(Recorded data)
--------------------

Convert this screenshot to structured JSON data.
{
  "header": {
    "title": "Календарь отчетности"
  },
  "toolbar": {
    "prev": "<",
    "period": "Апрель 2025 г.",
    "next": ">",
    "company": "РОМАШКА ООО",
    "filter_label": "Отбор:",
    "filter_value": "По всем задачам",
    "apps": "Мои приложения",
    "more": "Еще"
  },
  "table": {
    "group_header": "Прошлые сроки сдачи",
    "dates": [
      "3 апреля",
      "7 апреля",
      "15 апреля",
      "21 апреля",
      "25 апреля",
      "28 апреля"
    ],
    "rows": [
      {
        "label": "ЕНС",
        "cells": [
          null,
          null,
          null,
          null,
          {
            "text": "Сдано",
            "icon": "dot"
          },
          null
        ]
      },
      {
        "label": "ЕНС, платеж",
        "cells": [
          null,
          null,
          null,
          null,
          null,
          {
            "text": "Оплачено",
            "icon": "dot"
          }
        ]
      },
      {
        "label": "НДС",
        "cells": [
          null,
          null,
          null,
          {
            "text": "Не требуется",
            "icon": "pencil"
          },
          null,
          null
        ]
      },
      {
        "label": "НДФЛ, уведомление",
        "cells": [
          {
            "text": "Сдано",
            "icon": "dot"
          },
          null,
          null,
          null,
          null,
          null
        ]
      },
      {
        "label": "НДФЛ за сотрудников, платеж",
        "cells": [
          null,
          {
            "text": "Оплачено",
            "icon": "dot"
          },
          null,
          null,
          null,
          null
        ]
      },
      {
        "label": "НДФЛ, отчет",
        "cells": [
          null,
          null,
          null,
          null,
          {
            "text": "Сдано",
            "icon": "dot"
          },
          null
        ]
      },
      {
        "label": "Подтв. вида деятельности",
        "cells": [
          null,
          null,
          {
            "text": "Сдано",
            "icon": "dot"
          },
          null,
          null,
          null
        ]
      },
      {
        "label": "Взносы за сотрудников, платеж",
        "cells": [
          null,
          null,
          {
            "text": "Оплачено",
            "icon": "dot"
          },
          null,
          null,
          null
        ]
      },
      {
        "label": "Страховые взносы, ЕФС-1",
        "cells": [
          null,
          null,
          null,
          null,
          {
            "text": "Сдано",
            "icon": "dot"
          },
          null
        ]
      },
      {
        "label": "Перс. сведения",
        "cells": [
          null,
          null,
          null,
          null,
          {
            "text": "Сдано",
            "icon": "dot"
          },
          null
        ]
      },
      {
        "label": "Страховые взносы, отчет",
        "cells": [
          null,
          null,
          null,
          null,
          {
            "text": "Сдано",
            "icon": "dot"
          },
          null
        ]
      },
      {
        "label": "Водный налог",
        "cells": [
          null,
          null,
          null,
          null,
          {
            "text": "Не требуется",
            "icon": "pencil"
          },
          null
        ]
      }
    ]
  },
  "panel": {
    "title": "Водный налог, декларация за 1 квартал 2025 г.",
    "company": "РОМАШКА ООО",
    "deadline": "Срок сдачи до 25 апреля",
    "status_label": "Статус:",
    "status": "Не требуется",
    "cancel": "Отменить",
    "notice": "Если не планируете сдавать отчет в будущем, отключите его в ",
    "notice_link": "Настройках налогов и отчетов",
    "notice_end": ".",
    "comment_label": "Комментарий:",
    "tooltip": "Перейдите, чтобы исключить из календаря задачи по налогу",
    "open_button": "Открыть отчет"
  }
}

--------------------

**TO BE DONE**
Faithfully transcribe the whole of the data.

**COMPLETED TASK**
Convert this screenshot to structured JSON data.
{
  "header": {
    "title": "Календарь отчетности"
  },
  "toolbar": {
    "prev": "<",
    "period": "Апрель 2025 г.",
    "next": ">",
    "company": "РОМАШКА ООО",
    "filter_label": "Отбор:",
    "filter_value": "По всем задачам",
    "apps": "Мои приложения",
    "more": "Еще"
  },
  "table": {
    "group_header": "Прошлые сроки сдачи",
    "dates": [
      "3 апреля",
      "7 апреля",
      "15 апреля",
      "21 апреля",
      "25 апреля",
      "28 апреля"
    ],
    "rows": [
      {
        "label": "ЕНС",
        "cells": [
          null,
          null,
          null,
          null,
          {
            "text": "Сдано",
            "icon": "dot"
          },
          null
        ]
      },
      {
        "label": "ЕНС, платеж",
        "cells": [
          null,
          null,
          null,
          null,
          null,
          {
            "text": "Оплачено",
            "icon": "dot"
          }
        ]
      },
      {
        "label": "НДС",
        "cells": [
          null,
          null,
          null,
          {
            "text": "Не требуется",
            "icon": "pencil"
          },
          null,
          null
        ]
      },
      {
        "label": "НДФЛ, уведомление",
        "cells": [
          {
            "text": "Сдано",
            "icon": "dot"
          },
          null,
          null,
          null,
          null,
          null
        ]
      },
      {
        "label": "НДФЛ за сотрудников, платеж",
        "cells": [
          null,
          {
            "text": "Оплачено",
            "icon": "dot"
          },
          null,
          null,
          null,
          null
        ]
      },
      {
        "label": "НДФЛ, отчет",
        "cells": [
          null,
          null,
          null,
          null,
          {
            "text": "Сдано",
            "icon": "dot"
          },
          null
        ]
      },
      {
        "label": "Подтв. вида деятельности",
        "cells": [
          null,
          null,
          {
            "text": "Сдано",
            "icon": "dot"
          },
          null,
          null,
          null
        ]
      },
      {
        "label": "Взносы за сотрудников, платеж",
        "cells": [
          null,
          null,
          {
            "text": "Оплачено",
            "icon": "dot"
          },
          null,
          null,
          null
        ]
      },
      {
        "label": "Страховые взносы, ЕФС-1",
        "cells": [
          null,
          null,
          null,
          null,
          {
            "text": "Сдано",
            "icon": "dot"
          },
          null
        ]
      },
      {
        "label": "Перс. сведения",
        "cells": [
          null,
          null,
          null,
          null,
          {
            "text": "Сдано",
            "icon": "dot"
          },
          null
        ]
      },
      {
        "label": "Страховые взносы, отчет",
        "cells": [
          null,
          null,
          null,
          null,
          {
            "text": "Сдано",
            "icon": "dot"
          },
          null
        ]
      },
      {
        "label": "Водный налог",
        "cells": [
          null,
          null,
          null,
          null,
          {
            "text": "Не требуется",
            "icon": "pencil"
          },
          null
        ]
      }
    ]
  },
  "panel": {
    "title": "Водный налог, декларация за 1 квартал 2025 г.",
    "company": "РОМАШКА ООО",
    "deadline": "Срок сдачи до 25 апреля",
    "status_label": "Статус:",
    "status": "Не требуется",
    "cancel": "Отменить",
    "notice": "Если не планируете сдавать отчет в будущем, отключите его в ",
    "notice_link": "Настройках налогов и отчетов",
    "notice_end": ".",
    "comment_label": "Комментарий:",
    "tooltip": "Перейдите, чтобы исключить из календаря задачи по налогу",
    "open_button": "Открыть отчет"
  }
}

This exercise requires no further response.